* start INFORMATION SHOWN *

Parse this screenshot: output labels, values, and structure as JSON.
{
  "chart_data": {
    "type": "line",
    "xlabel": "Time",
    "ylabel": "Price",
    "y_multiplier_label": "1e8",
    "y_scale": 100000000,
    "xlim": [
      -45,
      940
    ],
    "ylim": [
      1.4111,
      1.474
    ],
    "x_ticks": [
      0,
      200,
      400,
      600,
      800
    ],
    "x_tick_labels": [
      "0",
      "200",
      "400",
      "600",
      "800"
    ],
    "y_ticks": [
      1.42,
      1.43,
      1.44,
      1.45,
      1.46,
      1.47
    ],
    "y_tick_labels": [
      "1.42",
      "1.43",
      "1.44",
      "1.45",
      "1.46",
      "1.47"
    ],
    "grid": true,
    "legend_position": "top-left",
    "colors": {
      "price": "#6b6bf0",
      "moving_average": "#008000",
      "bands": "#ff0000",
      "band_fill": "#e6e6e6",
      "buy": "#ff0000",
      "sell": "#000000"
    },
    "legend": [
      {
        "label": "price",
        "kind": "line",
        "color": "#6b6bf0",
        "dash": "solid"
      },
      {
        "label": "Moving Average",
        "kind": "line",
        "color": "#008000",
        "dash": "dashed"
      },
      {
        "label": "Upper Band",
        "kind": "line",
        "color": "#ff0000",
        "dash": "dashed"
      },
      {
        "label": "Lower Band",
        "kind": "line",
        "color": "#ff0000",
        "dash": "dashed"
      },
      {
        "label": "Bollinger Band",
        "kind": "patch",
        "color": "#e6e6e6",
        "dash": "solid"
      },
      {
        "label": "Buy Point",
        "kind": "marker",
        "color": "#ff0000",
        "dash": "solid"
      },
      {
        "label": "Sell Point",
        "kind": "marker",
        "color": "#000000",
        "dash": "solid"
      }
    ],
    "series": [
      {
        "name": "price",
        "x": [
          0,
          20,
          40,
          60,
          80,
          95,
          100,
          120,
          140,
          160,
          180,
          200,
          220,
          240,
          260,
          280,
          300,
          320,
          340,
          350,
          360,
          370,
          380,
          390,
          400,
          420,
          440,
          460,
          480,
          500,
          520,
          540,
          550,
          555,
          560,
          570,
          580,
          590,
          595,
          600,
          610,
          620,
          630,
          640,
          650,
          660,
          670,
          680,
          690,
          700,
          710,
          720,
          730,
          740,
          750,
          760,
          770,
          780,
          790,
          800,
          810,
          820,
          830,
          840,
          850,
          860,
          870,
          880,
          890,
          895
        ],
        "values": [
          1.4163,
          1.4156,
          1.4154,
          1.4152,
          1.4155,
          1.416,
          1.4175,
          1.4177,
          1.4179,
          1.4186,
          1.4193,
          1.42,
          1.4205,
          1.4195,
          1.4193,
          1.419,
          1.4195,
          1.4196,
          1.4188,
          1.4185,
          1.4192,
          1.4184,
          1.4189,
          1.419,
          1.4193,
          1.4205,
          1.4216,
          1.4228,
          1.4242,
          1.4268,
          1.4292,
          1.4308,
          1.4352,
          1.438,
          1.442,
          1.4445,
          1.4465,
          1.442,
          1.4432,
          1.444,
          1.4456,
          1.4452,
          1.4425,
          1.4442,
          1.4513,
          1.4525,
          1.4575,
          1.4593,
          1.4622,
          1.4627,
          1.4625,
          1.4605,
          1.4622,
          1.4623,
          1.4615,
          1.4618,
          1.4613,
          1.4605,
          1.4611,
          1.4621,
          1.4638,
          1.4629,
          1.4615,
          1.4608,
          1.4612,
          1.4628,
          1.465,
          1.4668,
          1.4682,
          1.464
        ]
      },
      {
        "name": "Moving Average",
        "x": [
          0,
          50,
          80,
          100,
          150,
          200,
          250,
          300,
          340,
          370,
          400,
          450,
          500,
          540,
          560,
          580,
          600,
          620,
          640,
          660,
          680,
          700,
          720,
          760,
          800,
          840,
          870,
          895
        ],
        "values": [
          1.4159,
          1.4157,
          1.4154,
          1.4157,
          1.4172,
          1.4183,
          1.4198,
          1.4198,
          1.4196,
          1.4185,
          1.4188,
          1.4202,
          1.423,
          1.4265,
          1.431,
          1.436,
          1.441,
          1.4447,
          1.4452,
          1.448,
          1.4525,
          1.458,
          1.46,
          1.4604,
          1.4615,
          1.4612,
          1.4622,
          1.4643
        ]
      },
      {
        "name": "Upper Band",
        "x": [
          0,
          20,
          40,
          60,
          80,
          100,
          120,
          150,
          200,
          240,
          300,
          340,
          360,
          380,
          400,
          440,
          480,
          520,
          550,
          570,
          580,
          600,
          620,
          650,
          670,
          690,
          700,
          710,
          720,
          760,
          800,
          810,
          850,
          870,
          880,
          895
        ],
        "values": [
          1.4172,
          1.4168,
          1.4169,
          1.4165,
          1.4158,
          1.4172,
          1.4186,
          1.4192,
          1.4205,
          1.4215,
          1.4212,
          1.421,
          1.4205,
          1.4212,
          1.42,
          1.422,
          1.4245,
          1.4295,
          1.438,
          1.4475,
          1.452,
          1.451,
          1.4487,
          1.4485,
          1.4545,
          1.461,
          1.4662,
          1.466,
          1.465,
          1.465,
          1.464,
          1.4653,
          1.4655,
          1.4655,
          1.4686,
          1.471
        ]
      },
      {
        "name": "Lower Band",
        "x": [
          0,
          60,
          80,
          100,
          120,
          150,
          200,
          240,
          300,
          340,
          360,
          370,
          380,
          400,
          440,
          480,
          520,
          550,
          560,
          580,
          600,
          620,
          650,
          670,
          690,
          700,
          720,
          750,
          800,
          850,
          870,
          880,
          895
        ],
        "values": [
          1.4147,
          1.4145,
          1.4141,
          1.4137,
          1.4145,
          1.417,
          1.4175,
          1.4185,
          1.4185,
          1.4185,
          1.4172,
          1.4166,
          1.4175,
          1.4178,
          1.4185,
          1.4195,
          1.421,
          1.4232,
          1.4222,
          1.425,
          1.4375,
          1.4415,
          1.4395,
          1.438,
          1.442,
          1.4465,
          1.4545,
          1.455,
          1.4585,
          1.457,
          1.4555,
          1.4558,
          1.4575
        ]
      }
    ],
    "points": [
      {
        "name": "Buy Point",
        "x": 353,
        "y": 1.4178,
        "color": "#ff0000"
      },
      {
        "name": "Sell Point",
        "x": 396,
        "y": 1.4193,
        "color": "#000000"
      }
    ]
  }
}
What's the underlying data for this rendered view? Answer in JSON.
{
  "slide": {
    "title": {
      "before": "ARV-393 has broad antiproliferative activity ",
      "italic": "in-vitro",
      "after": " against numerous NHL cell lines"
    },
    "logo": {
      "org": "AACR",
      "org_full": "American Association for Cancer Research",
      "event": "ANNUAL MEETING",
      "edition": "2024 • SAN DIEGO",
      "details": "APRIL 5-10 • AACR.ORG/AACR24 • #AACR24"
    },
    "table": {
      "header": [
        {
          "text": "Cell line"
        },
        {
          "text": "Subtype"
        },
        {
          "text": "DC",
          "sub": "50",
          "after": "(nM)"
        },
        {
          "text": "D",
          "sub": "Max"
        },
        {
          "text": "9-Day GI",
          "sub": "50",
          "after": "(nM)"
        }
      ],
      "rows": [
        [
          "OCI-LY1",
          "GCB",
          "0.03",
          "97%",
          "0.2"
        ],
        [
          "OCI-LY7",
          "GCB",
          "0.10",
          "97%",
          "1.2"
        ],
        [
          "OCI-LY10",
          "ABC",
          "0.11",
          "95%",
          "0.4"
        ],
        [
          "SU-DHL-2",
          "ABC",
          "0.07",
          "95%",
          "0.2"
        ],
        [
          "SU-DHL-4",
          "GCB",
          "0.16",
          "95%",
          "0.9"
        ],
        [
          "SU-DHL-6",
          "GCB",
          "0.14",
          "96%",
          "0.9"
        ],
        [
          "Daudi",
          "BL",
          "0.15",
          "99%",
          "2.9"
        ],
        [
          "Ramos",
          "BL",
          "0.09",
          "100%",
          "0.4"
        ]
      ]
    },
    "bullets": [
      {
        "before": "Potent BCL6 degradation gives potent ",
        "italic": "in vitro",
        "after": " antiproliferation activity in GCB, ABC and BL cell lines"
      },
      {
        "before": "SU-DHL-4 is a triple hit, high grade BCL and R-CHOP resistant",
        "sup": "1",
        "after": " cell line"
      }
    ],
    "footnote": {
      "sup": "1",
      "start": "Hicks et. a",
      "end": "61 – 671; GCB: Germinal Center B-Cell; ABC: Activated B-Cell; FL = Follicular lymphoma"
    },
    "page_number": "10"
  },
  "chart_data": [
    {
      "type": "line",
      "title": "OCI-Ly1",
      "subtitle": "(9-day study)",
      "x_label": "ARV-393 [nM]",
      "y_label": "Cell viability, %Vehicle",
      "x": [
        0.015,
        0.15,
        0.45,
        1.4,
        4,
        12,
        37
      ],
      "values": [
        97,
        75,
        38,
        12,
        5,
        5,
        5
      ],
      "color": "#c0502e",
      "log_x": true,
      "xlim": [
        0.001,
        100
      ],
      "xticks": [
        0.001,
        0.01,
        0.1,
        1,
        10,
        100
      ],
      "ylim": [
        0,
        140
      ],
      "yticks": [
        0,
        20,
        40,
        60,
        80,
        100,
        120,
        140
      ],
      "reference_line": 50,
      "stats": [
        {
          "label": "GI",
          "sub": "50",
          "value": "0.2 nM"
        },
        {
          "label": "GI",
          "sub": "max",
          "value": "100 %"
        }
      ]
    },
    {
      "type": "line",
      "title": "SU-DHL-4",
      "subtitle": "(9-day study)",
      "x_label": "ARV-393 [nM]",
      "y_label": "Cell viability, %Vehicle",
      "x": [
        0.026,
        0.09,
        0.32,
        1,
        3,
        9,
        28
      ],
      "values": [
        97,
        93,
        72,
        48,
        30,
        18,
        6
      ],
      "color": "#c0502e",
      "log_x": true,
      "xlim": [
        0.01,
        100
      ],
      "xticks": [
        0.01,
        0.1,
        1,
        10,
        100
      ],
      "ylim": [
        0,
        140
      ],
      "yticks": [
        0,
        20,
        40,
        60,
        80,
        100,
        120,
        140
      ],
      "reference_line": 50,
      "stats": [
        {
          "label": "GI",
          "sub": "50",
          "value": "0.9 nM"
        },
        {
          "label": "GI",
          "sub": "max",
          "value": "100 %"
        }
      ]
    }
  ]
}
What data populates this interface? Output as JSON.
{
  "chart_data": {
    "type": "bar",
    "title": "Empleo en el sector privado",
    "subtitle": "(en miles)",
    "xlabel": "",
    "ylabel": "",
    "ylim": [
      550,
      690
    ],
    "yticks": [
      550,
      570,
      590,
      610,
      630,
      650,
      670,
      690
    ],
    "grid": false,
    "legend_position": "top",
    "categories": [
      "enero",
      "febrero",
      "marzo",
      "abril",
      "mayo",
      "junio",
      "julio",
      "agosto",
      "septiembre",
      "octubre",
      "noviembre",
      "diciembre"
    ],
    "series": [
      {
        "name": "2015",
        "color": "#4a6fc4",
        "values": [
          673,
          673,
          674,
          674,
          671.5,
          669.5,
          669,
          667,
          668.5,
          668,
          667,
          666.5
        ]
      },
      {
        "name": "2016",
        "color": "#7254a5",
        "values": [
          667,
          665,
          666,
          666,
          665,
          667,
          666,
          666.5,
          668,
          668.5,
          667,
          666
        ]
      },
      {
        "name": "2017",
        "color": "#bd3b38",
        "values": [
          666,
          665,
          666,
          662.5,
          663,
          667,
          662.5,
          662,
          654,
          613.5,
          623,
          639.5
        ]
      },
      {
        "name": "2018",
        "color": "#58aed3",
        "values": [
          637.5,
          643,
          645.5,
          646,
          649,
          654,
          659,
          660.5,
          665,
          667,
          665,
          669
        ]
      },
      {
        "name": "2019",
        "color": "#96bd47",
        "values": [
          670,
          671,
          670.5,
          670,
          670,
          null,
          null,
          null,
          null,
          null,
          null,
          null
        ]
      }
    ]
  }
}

* end INFORMATION SHOWN *

SET PROBLEM:
Show every line in the records above that contains the word "before".

COMPLETED EXERCISE:
      "before": "ARV-393 has broad antiproliferative activity ",
        "before": "Potent BCL6 degradation gives potent ",
        "before": "SU-DHL-4 is a triple hit, high grade BCL and R-CHOP resistant",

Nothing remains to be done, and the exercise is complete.